**** Selected excerpt ****
Kudos to you for not backing down. Don't sell yourself short though. I won out of BN then made the transition to an Open setup so I shot C. I wasn't able to win out of C that year, as a matter fact I stunk up C pretty bad. The following year moved to A for 1 tournament and realized my judging wasn't ready for that, moved back to B and won out. I learned alot more from some of the B shooters that helped me progress. You may be surprised at how well you do.


----------



## shooter74 (Jul 7, 2005)

all u got to do is step up stop crying and shoot your bow.


----------



## reylamb (Feb 5, 2003)

Babyk said:


> The Good - ASA is by far the best show around when it comes the way they run there event and the extra shoots they have like the SIMS and Team Shoot
> 
> The Bad - Seems the payouts dont quite add up to the 70% rumoured to be paid back to the shooters in each class - Just goto there website and look at the pro class payouts - not adding up to 70% when I do my math........maybe am just bad at math
> 
> ...
**** Dataset entries ****
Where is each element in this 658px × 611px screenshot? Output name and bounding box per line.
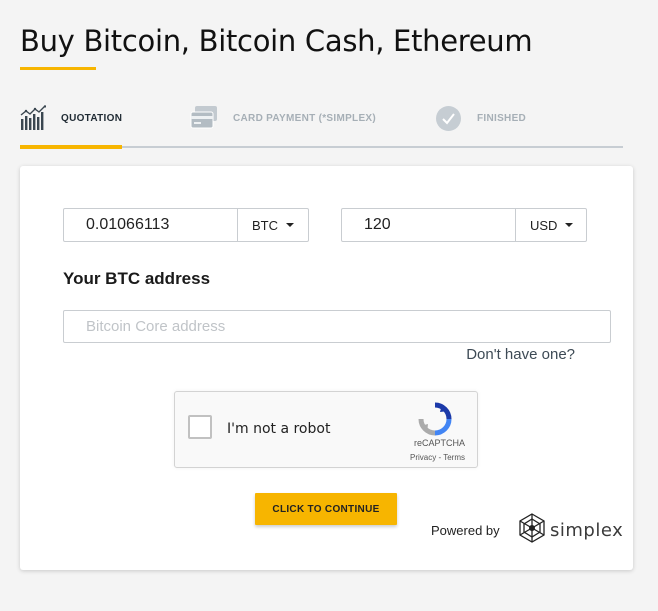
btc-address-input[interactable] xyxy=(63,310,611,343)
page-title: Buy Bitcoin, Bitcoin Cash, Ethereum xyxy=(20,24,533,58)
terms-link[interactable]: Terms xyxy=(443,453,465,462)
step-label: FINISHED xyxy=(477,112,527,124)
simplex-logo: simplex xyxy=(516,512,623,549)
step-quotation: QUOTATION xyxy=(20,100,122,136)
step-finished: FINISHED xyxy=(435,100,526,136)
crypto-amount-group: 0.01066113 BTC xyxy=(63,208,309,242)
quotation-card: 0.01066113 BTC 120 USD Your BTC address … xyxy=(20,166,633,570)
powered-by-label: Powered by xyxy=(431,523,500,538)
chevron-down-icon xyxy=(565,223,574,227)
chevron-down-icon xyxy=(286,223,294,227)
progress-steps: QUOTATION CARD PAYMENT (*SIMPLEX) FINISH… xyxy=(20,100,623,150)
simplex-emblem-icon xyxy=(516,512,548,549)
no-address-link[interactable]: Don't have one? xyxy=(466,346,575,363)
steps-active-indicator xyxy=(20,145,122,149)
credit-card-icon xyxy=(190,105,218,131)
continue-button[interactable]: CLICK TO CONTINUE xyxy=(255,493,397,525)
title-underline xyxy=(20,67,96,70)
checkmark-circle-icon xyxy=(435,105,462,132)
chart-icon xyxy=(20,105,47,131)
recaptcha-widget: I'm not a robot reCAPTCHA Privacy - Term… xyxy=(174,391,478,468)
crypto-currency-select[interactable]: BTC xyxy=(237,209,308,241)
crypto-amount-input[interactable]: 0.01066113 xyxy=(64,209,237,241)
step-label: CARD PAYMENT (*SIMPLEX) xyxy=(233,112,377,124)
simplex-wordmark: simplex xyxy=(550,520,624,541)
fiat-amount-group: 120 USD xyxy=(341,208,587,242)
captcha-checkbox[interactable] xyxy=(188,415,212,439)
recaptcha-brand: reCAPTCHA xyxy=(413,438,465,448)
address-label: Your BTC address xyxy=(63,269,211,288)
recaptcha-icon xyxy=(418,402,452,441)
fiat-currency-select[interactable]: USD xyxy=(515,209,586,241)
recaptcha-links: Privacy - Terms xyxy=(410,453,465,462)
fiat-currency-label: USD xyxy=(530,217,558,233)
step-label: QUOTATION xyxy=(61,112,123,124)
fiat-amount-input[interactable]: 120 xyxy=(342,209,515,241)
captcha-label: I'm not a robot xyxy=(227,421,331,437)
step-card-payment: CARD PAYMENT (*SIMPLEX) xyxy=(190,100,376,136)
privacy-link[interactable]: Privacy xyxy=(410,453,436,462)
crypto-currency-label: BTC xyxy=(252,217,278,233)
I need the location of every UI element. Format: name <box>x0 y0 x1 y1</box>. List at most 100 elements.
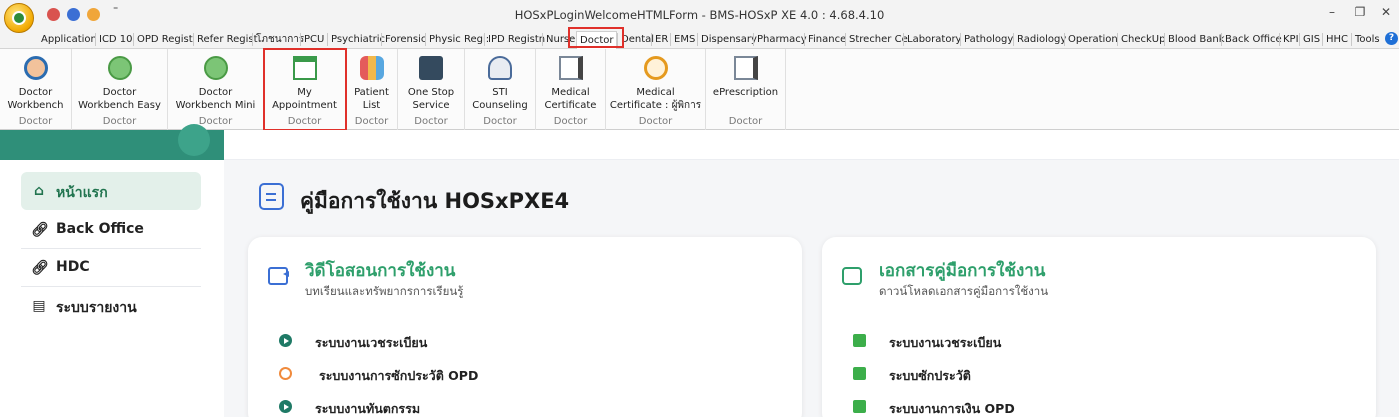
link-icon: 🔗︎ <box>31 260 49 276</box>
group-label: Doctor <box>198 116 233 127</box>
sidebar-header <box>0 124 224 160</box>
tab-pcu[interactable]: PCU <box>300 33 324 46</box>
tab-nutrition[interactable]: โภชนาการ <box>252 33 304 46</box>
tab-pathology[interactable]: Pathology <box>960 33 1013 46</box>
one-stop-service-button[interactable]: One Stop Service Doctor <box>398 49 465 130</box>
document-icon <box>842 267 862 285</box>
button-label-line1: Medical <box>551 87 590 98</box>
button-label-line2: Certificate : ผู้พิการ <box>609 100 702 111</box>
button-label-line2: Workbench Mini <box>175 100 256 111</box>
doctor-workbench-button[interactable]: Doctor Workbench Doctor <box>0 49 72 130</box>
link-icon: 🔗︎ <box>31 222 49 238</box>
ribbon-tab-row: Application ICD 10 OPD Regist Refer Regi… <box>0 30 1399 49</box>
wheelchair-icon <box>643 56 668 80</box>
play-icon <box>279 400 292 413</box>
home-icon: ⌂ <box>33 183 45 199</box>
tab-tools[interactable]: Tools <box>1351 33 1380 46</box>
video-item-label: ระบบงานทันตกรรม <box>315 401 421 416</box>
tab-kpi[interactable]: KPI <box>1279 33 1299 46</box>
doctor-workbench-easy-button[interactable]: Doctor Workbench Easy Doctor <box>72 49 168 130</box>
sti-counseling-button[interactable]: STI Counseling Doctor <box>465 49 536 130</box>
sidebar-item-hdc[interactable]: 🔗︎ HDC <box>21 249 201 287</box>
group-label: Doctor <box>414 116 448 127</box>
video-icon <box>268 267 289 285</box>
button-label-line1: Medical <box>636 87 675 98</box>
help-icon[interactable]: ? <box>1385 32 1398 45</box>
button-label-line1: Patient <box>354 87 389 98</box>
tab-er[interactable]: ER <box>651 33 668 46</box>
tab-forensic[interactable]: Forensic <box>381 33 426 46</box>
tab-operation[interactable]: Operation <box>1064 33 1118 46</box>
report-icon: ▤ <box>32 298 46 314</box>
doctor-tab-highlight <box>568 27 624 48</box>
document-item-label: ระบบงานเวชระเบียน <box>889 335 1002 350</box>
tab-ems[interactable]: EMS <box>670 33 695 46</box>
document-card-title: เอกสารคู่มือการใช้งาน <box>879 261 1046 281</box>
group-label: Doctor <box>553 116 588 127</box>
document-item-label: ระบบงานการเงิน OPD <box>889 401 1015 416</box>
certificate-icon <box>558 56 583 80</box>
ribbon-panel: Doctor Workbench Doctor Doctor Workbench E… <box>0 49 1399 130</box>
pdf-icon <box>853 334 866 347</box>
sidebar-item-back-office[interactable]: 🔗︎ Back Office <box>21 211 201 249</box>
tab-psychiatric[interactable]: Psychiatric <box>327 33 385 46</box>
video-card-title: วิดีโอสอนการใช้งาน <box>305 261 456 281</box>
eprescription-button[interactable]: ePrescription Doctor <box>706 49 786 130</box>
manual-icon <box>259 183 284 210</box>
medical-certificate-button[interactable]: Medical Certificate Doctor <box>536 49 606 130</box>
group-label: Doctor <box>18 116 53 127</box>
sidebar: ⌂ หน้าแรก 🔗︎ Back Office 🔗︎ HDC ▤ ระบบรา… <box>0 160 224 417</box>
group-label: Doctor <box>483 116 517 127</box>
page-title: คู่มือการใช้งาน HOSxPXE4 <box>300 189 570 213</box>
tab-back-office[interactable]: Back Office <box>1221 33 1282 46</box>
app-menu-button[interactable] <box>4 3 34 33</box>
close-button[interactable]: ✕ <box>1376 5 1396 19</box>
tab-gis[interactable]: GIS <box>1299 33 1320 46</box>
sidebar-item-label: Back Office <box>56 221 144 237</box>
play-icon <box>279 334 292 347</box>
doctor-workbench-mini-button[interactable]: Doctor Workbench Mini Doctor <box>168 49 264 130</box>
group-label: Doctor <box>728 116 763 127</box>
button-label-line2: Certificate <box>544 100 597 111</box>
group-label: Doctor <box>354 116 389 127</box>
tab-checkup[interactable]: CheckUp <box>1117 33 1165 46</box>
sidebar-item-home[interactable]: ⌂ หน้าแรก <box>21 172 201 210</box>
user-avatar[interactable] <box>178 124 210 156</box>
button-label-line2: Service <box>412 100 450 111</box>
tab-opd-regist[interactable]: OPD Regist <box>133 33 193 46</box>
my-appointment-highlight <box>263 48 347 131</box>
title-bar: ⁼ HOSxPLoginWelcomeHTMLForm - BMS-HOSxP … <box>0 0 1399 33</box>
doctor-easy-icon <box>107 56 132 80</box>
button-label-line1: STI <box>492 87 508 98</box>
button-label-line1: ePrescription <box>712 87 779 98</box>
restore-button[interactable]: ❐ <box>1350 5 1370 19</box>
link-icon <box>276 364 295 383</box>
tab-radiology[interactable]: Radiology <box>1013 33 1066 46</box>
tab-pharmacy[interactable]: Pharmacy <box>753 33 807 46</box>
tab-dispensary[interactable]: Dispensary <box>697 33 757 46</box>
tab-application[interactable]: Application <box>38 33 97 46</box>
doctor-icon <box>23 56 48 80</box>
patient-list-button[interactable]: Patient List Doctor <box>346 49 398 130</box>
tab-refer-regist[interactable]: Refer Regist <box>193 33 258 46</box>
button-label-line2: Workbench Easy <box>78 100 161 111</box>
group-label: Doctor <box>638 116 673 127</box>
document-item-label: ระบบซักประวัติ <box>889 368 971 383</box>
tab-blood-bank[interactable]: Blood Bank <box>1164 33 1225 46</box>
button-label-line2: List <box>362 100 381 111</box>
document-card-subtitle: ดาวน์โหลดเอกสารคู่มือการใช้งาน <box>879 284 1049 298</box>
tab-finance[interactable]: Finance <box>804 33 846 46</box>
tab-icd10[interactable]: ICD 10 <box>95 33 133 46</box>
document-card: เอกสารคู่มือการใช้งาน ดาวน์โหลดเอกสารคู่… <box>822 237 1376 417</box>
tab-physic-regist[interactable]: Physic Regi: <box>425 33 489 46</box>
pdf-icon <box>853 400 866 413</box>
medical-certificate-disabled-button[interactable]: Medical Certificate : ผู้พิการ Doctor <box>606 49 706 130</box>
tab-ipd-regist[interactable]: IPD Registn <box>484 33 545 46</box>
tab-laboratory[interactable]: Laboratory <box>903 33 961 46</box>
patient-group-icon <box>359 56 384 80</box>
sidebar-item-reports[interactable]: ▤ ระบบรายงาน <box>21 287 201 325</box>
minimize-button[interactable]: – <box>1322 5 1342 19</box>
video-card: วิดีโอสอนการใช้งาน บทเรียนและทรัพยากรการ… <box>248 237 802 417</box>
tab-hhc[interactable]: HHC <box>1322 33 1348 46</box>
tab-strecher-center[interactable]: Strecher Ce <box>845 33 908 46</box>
****
**** Dataset entries ****
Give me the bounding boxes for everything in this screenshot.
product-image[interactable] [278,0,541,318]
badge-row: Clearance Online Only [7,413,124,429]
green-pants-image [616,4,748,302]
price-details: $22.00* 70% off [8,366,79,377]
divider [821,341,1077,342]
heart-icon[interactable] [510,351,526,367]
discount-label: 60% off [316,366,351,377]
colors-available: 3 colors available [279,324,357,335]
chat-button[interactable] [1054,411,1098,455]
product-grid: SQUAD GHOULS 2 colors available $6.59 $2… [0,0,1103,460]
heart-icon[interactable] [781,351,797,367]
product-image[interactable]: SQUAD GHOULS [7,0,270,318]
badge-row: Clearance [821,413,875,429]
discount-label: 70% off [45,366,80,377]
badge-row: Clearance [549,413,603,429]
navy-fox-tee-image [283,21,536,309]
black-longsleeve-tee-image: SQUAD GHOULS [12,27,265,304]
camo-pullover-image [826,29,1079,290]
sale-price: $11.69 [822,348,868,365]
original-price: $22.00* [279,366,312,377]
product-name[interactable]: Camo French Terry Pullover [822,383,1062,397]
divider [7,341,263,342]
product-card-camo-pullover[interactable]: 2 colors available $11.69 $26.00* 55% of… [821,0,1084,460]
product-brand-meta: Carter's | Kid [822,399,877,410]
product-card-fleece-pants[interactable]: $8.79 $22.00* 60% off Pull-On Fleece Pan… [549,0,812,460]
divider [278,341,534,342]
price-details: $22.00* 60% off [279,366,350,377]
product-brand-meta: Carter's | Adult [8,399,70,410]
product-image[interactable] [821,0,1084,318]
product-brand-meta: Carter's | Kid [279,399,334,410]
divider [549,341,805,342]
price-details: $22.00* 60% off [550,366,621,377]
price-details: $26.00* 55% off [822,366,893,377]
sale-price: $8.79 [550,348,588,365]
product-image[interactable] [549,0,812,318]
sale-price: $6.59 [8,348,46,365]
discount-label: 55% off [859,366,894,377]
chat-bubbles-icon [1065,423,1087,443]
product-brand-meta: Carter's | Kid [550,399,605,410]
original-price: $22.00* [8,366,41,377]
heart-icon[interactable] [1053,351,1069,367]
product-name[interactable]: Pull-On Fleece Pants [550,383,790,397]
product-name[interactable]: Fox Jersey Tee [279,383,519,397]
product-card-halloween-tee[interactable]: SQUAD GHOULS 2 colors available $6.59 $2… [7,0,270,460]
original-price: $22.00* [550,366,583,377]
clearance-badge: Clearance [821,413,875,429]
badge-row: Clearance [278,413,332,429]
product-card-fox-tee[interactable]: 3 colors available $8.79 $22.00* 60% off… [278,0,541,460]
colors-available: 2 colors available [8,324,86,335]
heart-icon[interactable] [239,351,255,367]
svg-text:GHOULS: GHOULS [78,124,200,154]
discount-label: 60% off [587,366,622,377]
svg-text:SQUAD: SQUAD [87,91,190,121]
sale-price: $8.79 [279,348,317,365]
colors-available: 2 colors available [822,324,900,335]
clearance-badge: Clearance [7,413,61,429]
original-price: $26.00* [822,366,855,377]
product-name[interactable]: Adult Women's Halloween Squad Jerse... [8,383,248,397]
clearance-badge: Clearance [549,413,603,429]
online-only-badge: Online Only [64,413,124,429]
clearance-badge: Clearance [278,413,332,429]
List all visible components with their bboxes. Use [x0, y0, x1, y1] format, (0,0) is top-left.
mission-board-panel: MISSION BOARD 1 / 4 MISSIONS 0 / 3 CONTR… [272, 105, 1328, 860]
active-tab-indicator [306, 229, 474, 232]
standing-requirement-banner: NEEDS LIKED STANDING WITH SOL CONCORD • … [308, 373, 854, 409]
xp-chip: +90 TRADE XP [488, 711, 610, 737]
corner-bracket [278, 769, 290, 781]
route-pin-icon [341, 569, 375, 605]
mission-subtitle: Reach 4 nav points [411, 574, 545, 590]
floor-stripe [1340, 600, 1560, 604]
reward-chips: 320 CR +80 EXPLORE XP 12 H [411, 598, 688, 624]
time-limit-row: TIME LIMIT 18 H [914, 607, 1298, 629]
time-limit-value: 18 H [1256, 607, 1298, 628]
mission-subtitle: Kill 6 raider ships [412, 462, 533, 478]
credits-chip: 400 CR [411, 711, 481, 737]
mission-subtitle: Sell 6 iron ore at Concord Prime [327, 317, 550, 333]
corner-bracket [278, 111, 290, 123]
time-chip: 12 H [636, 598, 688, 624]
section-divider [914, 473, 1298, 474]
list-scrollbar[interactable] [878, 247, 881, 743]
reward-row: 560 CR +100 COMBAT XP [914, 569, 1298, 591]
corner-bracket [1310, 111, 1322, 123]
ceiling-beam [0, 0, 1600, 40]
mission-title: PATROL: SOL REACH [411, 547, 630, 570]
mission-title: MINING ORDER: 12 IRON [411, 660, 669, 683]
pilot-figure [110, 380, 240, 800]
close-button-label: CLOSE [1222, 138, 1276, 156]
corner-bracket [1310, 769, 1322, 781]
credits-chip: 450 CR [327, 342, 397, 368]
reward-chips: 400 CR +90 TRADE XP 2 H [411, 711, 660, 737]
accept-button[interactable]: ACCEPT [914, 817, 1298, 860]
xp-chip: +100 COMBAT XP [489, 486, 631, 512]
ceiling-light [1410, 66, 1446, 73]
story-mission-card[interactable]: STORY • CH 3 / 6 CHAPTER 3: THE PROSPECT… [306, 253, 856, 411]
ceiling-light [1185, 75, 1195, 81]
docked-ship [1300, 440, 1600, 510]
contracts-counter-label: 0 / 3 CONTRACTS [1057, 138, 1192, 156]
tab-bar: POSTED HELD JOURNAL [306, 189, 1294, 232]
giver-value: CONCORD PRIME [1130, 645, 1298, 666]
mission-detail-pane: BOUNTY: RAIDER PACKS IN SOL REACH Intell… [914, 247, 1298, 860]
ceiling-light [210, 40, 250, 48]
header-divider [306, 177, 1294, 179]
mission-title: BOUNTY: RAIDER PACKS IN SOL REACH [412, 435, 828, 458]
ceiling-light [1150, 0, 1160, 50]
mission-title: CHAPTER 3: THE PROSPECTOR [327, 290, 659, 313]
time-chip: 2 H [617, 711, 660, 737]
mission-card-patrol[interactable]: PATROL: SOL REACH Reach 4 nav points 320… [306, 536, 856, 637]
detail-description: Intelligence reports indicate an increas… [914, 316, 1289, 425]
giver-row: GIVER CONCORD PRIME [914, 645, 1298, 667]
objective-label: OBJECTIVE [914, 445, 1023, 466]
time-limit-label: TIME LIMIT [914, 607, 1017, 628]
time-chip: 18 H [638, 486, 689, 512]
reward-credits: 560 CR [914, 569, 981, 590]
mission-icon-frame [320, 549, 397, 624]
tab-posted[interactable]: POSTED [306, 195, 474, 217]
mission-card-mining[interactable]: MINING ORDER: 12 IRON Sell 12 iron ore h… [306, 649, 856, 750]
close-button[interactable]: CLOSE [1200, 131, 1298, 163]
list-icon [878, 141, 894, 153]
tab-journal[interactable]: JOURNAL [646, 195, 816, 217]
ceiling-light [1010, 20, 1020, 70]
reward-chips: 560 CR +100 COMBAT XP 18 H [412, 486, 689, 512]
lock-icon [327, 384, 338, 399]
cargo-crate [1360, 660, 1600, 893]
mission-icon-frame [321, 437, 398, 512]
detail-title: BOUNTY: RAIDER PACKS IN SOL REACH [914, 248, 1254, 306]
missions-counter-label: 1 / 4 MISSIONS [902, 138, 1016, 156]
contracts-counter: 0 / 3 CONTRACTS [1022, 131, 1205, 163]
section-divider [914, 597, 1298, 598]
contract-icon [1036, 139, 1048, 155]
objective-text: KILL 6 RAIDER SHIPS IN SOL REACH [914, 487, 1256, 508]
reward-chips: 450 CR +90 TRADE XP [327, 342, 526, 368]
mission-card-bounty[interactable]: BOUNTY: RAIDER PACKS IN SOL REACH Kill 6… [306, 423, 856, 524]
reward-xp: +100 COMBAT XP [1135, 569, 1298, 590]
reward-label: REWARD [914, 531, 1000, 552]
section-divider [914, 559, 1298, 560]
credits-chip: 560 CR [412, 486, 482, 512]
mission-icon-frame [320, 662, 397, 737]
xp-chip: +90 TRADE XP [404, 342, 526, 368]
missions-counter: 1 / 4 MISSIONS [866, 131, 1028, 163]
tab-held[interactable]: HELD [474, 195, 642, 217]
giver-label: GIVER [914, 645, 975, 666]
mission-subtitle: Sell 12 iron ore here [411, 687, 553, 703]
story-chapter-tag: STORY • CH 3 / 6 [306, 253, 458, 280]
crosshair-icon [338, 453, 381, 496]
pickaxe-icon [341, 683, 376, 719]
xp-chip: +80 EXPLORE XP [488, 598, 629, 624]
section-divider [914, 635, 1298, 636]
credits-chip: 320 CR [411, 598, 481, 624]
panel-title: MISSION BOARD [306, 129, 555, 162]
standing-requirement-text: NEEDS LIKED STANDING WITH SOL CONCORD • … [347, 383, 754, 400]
****
**** Dataset entries ****
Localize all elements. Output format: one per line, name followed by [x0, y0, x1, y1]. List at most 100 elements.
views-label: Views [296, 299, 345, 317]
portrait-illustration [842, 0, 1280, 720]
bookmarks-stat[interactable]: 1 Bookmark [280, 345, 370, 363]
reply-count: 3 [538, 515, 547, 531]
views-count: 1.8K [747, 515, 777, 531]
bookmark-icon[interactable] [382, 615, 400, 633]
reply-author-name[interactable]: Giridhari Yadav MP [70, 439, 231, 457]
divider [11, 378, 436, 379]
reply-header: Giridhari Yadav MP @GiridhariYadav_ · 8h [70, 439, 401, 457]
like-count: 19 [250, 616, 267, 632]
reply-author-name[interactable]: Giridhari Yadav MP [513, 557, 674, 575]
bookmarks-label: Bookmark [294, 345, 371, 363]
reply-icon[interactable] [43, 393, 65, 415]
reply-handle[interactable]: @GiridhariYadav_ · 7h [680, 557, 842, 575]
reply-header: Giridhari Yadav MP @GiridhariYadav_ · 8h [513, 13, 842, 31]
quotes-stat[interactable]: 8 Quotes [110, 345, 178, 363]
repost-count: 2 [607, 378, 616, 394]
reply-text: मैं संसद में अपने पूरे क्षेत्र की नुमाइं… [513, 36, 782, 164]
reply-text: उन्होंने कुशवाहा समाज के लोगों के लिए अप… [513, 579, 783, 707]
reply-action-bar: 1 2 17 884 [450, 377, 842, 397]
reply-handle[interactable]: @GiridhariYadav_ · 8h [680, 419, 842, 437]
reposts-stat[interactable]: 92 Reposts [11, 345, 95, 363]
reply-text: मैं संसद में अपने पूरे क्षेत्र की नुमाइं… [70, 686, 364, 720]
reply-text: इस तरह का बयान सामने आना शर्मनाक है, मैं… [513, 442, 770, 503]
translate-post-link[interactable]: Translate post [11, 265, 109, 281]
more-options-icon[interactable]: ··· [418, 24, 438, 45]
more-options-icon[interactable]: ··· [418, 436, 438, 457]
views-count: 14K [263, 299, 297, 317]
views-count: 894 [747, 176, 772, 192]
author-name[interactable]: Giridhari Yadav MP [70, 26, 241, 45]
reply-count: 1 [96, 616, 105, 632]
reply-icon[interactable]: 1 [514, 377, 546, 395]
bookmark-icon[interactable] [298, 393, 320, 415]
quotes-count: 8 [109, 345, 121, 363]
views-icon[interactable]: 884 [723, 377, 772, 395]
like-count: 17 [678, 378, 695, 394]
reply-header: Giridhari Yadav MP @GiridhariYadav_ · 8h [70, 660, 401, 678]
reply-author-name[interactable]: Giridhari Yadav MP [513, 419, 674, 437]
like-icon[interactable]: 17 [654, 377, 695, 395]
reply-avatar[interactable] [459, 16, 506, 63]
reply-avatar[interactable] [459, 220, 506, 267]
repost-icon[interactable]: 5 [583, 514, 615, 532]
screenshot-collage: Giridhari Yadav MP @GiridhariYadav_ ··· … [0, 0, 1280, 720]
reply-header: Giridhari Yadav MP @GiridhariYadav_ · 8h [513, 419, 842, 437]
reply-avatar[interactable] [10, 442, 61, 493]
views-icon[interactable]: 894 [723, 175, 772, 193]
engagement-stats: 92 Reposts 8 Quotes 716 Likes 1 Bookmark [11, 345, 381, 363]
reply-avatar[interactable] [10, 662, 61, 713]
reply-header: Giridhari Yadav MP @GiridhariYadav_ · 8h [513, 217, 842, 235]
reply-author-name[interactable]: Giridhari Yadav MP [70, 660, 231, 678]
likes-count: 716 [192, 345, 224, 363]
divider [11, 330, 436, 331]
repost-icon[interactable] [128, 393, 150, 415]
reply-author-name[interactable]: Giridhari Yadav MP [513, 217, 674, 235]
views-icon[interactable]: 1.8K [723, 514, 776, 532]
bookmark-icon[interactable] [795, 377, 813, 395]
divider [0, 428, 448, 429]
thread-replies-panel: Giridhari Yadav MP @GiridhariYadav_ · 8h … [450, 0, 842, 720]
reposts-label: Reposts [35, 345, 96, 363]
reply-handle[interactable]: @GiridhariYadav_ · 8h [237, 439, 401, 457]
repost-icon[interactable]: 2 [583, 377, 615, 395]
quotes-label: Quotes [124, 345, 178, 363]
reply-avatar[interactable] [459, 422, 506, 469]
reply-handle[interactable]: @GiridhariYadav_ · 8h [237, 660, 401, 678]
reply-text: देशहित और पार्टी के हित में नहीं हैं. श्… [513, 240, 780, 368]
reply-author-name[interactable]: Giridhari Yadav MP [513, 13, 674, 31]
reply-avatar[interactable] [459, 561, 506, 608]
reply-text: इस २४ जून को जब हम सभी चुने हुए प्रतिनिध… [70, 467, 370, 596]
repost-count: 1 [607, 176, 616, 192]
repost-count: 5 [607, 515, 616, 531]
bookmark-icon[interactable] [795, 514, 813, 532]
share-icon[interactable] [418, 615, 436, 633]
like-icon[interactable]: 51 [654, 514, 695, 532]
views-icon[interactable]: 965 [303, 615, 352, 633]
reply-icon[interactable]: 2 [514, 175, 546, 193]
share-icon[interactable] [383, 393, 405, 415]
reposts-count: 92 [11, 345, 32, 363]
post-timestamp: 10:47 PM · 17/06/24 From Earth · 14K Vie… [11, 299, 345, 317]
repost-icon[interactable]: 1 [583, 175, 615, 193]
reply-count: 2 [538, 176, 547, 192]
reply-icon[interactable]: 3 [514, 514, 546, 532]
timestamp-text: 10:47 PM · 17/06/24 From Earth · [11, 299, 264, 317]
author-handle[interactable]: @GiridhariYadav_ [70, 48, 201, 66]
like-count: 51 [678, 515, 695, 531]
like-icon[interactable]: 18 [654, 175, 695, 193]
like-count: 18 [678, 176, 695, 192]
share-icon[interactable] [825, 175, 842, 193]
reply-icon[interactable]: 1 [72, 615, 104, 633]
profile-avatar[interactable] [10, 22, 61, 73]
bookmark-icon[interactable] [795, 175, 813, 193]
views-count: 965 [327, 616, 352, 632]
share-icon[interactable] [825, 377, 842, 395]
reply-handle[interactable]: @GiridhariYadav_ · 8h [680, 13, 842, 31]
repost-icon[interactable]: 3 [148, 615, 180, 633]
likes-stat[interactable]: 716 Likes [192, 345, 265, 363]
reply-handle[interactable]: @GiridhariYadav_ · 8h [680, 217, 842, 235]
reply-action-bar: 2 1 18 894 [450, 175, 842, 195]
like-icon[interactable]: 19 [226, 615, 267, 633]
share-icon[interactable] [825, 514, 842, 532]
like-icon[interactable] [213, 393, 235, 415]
****
• [Short problem 1]
List every screen name of a forum member that appears in the archery forum thread.
• [Short problem 2]
Edit the archery forum thread: reproduce the part that opens with the words containing "Kudos to you" and closes with "(Jul 7, 2005)", and change "tournament" to "match".

• [Final result 1]
shooter74, reylamb, Babyk

• [Final result 2]
Kudos to you for not backing down. Don't sell yourself short though. I won out of BN then made the transition to an Open setup so I shot C. I wasn't able to win out of C that year, as a matter fact I stunk up C pretty bad. The following year moved to A for 1 match and realized my judging wasn't ready for that, moved back to B and won out. I learned alot more from some of the B shooters that helped me progress. You may be surprised at how well you do.


----------



## shooter74 (Jul 7, 2005)